Rows from a layout dataset:

##############################

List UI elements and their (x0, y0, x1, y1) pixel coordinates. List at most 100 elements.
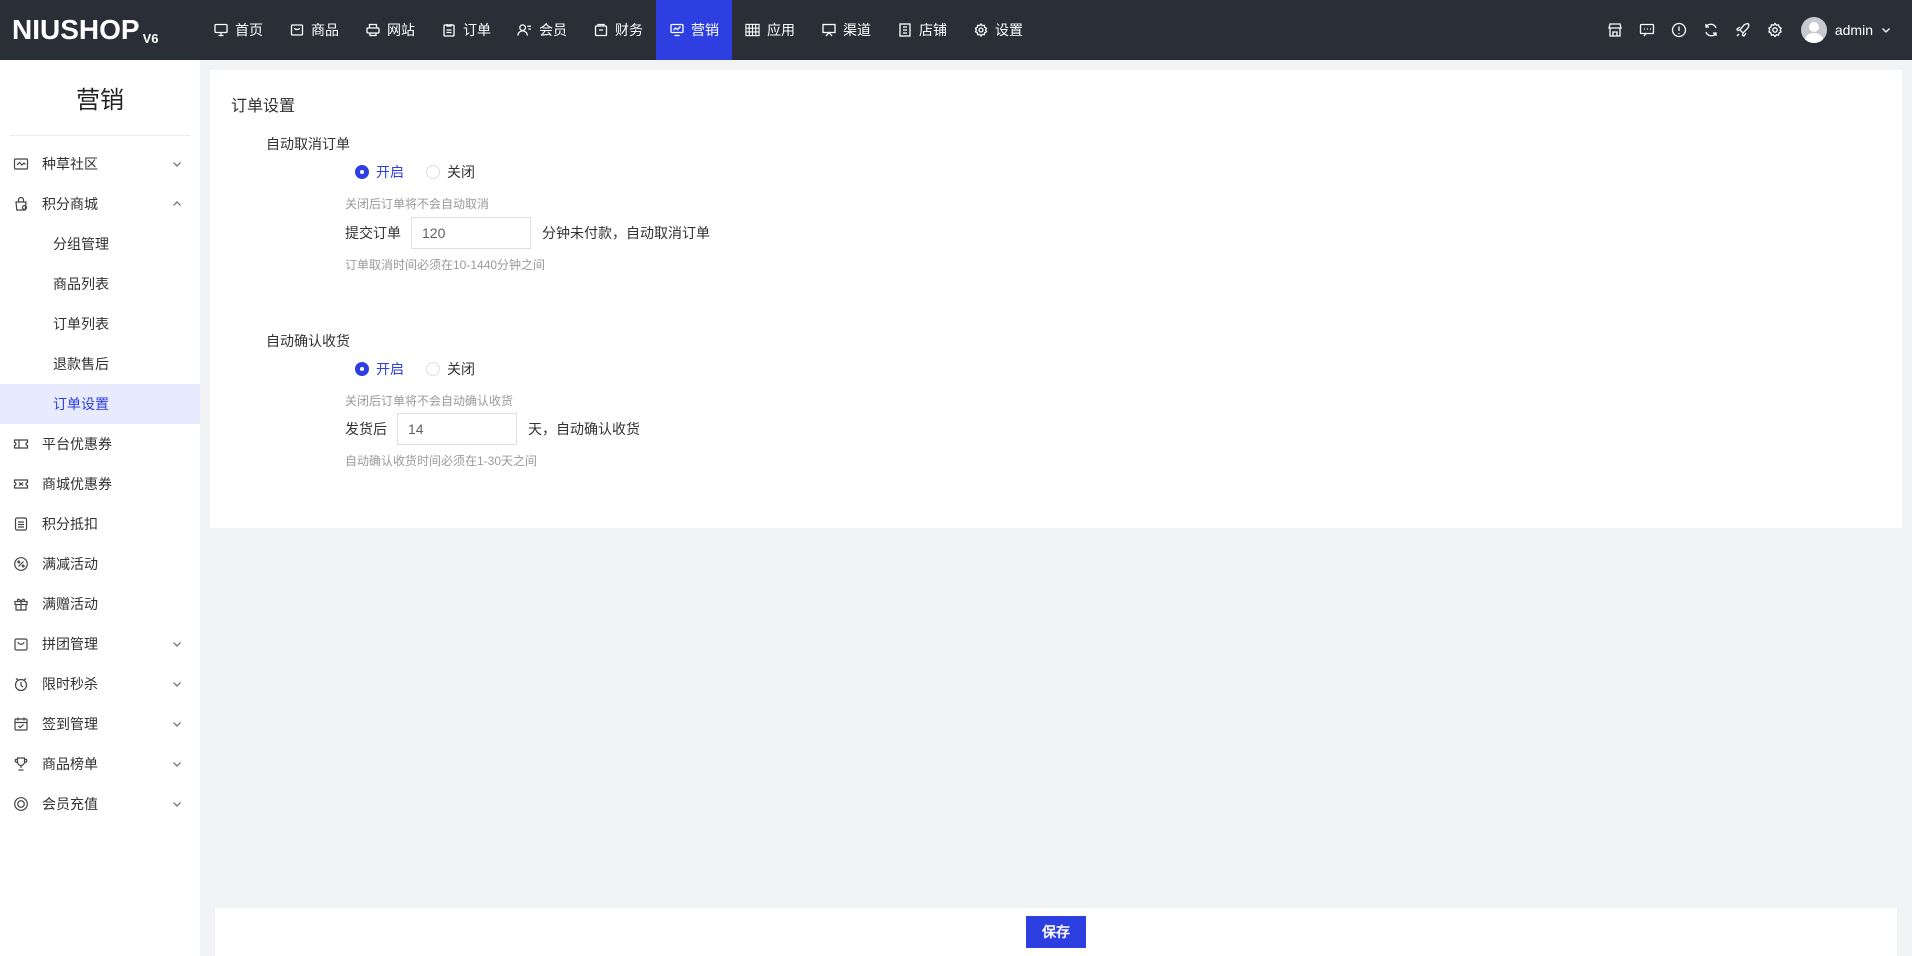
chevron-down-icon (173, 642, 181, 647)
radio-label: 关闭 (447, 361, 475, 377)
top-navbar: NIUSHOP V6 首页 商品 网站 订单 会员 财务 营销 应用 渠道 店铺… (0, 0, 1912, 60)
store-icon (897, 23, 912, 38)
nav-finance[interactable]: 财务 (580, 0, 656, 60)
nav-members[interactable]: 会员 (504, 0, 580, 60)
logo[interactable]: NIUSHOP V6 (0, 0, 200, 60)
nav-home[interactable]: 首页 (200, 0, 276, 60)
nav-marketing[interactable]: 营销 (656, 0, 732, 60)
deduct-icon (13, 516, 29, 532)
sidebar-subitem-refund[interactable]: 退款售后 (0, 344, 200, 384)
grid-icon (745, 23, 760, 38)
nav-label: 订单 (463, 22, 491, 38)
nav-label: 设置 (995, 22, 1023, 38)
sidebar-subitem-goods-list[interactable]: 商品列表 (0, 264, 200, 304)
nav-orders[interactable]: 订单 (428, 0, 504, 60)
sidebar-item-label: 商品榜单 (42, 756, 98, 772)
order-settings-panel: 订单设置 自动取消订单 开启 关闭 关闭后订单将不会自动取消 提交订单 分钟未付… (210, 70, 1902, 528)
main-nav: 首页 商品 网站 订单 会员 财务 营销 应用 渠道 店铺 设置 (200, 0, 1036, 60)
clipboard-icon (441, 23, 456, 38)
auto-cancel-radio-group: 开启 关闭 (355, 162, 497, 182)
sidebar-item-community[interactable]: 种草社区 (0, 144, 200, 184)
nav-apps[interactable]: 应用 (732, 0, 808, 60)
radio-dot (355, 165, 369, 179)
sidebar-item-label: 签到管理 (42, 716, 98, 732)
sidebar-item-goods-ranking[interactable]: 商品榜单 (0, 744, 200, 784)
logo-text: NIUSHOP (12, 14, 140, 45)
sidebar-item-label: 种草社区 (42, 156, 98, 172)
chevron-down-icon (173, 682, 181, 687)
auto-confirm-off-radio[interactable]: 关闭 (426, 359, 475, 379)
refresh-icon[interactable] (1703, 22, 1719, 38)
sidebar-item-flash-sale[interactable]: 限时秒杀 (0, 664, 200, 704)
marketing-icon (669, 23, 684, 38)
radio-dot (426, 165, 440, 179)
auto-confirm-suffix: 天，自动确认收货 (528, 421, 640, 437)
sidebar-item-group-buy[interactable]: 拼团管理 (0, 624, 200, 664)
clock-icon (13, 676, 29, 692)
sidebar-item-label: 限时秒杀 (42, 676, 98, 692)
radio-label: 开启 (376, 164, 404, 180)
user-menu[interactable]: admin (1800, 17, 1892, 43)
rocket-icon[interactable] (1735, 22, 1751, 38)
community-icon (13, 156, 29, 172)
sidebar-item-points-deduct[interactable]: 积分抵扣 (0, 504, 200, 544)
gear-icon (973, 23, 988, 38)
wallet-icon (593, 23, 608, 38)
auto-cancel-minutes-input[interactable] (411, 217, 531, 249)
sidebar-item-sign-in[interactable]: 签到管理 (0, 704, 200, 744)
coupon-icon (13, 436, 29, 452)
sidebar-subitem-group[interactable]: 分组管理 (0, 224, 200, 264)
auto-confirm-hint: 关闭后订单将不会自动确认收货 (345, 394, 514, 408)
discount-icon (13, 556, 29, 572)
nav-label: 应用 (767, 22, 795, 38)
nav-goods[interactable]: 商品 (276, 0, 352, 60)
auto-cancel-label: 自动取消订单 (266, 136, 350, 152)
auto-confirm-range-hint: 自动确认收货时间必须在1-30天之间 (345, 454, 538, 468)
bag-icon (13, 636, 29, 652)
sidebar: 营销 种草社区 积分商城 分组管理 商品列表 订单列表 退款售后 订单设置 平台… (0, 60, 200, 956)
user-icon (517, 23, 532, 38)
sidebar-item-mall-coupon[interactable]: 商城优惠券 (0, 464, 200, 504)
chevron-down-icon (173, 802, 181, 807)
sidebar-item-label: 满减活动 (42, 556, 98, 572)
nav-label: 首页 (235, 22, 263, 38)
auto-confirm-on-radio[interactable]: 开启 (355, 359, 404, 379)
page-title: 订单设置 (231, 98, 296, 115)
sidebar-subitem-order-settings[interactable]: 订单设置 (0, 384, 200, 424)
nav-website[interactable]: 网站 (352, 0, 428, 60)
save-button[interactable]: 保存 (1026, 916, 1086, 948)
sidebar-item-label: 积分商城 (42, 196, 98, 212)
nav-settings[interactable]: 设置 (960, 0, 1036, 60)
info-icon[interactable] (1671, 22, 1687, 38)
message-icon[interactable] (1639, 22, 1655, 38)
radio-label: 开启 (376, 361, 404, 377)
chevron-up-icon (173, 201, 181, 206)
gear-icon[interactable] (1767, 22, 1783, 38)
nav-label: 店铺 (919, 22, 947, 38)
sidebar-item-recharge[interactable]: 会员充值 (0, 784, 200, 824)
chevron-down-icon (173, 762, 181, 767)
auto-cancel-prefix: 提交订单 (345, 225, 401, 241)
nav-label: 财务 (615, 22, 643, 38)
gift-icon (13, 596, 29, 612)
shop-icon[interactable] (1607, 22, 1623, 38)
auto-cancel-off-radio[interactable]: 关闭 (426, 162, 475, 182)
sidebar-item-full-gift[interactable]: 满赠活动 (0, 584, 200, 624)
sidebar-item-full-reduction[interactable]: 满减活动 (0, 544, 200, 584)
sidebar-item-platform-coupon[interactable]: 平台优惠券 (0, 424, 200, 464)
sidebar-subitem-order-list[interactable]: 订单列表 (0, 304, 200, 344)
auto-cancel-on-radio[interactable]: 开启 (355, 162, 404, 182)
nav-channels[interactable]: 渠道 (808, 0, 884, 60)
auto-confirm-prefix: 发货后 (345, 421, 387, 437)
printer-icon (365, 23, 380, 38)
auto-confirm-days-input[interactable] (397, 413, 517, 445)
auto-cancel-hint: 关闭后订单将不会自动取消 (345, 197, 490, 211)
radio-dot (426, 362, 440, 376)
auto-confirm-radio-group: 开启 关闭 (355, 359, 497, 379)
nav-stores[interactable]: 店铺 (884, 0, 960, 60)
chevron-down-icon (1882, 28, 1890, 33)
sidebar-item-label: 满赠活动 (42, 596, 98, 612)
monitor-icon (213, 23, 228, 38)
sidebar-item-points-mall[interactable]: 积分商城 (0, 184, 200, 224)
sidebar-item-label: 会员充值 (42, 796, 98, 812)
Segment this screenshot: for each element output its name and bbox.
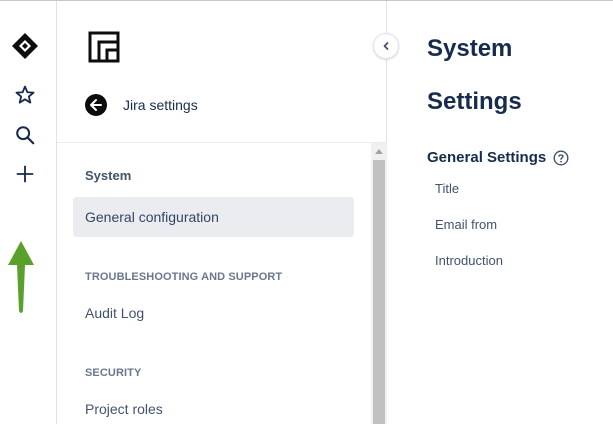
arrow-left-icon — [85, 94, 107, 116]
scroll-up-arrow-icon[interactable] — [371, 143, 387, 159]
section-label-troubleshooting: TROUBLESHOOTING AND SUPPORT — [85, 271, 283, 283]
menu-heading-system: System — [85, 168, 132, 183]
sidebar-item-audit-log[interactable]: Audit Log — [73, 293, 354, 333]
plus-icon[interactable] — [10, 159, 40, 189]
sidebar-item-general-configuration[interactable]: General configuration — [73, 197, 354, 237]
settings-sidebar: Jira settings System General configurati… — [57, 1, 387, 424]
general-settings-header: General Settings — [427, 149, 569, 166]
scrollbar-thumb[interactable] — [373, 160, 385, 424]
main-content: System Settings General Settings Title E… — [427, 1, 613, 424]
field-label-introduction: Introduction — [435, 253, 503, 268]
back-to-jira-settings[interactable]: Jira settings — [85, 93, 198, 117]
collapse-sidebar-button[interactable] — [373, 33, 399, 59]
back-label: Jira settings — [123, 97, 198, 113]
sidebar-scrollbar[interactable] — [371, 143, 387, 424]
help-icon[interactable] — [553, 149, 569, 166]
page-title-line1: System — [427, 35, 513, 62]
star-icon[interactable] — [10, 80, 40, 110]
section-label-security: SECURITY — [85, 367, 142, 379]
sidebar-item-label: General configuration — [85, 209, 219, 225]
field-label-title: Title — [435, 181, 460, 196]
green-arrow-annotation-icon — [8, 241, 34, 313]
jira-logo-icon[interactable] — [10, 31, 40, 61]
sidebar-item-project-roles[interactable]: Project roles — [73, 389, 354, 424]
sidebar-item-label: Project roles — [85, 401, 163, 417]
page-title-line2: Settings — [427, 88, 522, 115]
settings-project-icon — [88, 31, 120, 63]
chevron-left-icon — [383, 42, 389, 50]
general-settings-title: General Settings — [427, 149, 547, 166]
jira-app: Jira settings System General configurati… — [0, 0, 613, 424]
sidebar-item-label: Audit Log — [85, 305, 145, 321]
field-label-email-from: Email from — [435, 217, 498, 232]
settings-menu: System General configuration TROUBLESHOO… — [73, 143, 354, 424]
global-nav — [0, 1, 57, 424]
search-icon[interactable] — [10, 120, 40, 150]
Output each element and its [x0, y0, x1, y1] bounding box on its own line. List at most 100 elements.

##############################

▶ [Required task]: Please copy the listing starting at the line that has "chevron-down-icon (173, 642, 181, 647)" and stopping after the line that has "nav-label: 设置 (995, 22, 1023, 38)", substituting "menu-label" for each "nav-label" and keeping all else unchanged. Give only those lines.

▶ [Result of this exercise]:
chevron-down-icon (173, 642, 181, 647)
radio-label: 关闭 (447, 361, 475, 377)
top-navbar: NIUSHOP V6 首页 商品 网站 订单 会员 财务 营销 应用 渠道 店铺… (0, 0, 1912, 60)
store-icon (897, 23, 912, 38)
nav-finance[interactable]: 财务 (580, 0, 656, 60)
nav-members[interactable]: 会员 (504, 0, 580, 60)
logo[interactable]: NIUSHOP V6 (0, 0, 200, 60)
nav-home[interactable]: 首页 (200, 0, 276, 60)
nav-marketing[interactable]: 营销 (656, 0, 732, 60)
deduct-icon (13, 516, 29, 532)
sidebar-subitem-refund[interactable]: 退款售后 (0, 344, 200, 384)
grid-icon (745, 23, 760, 38)
menu-label: 订单 (463, 22, 491, 38)
menu-label: 设置 (995, 22, 1023, 38)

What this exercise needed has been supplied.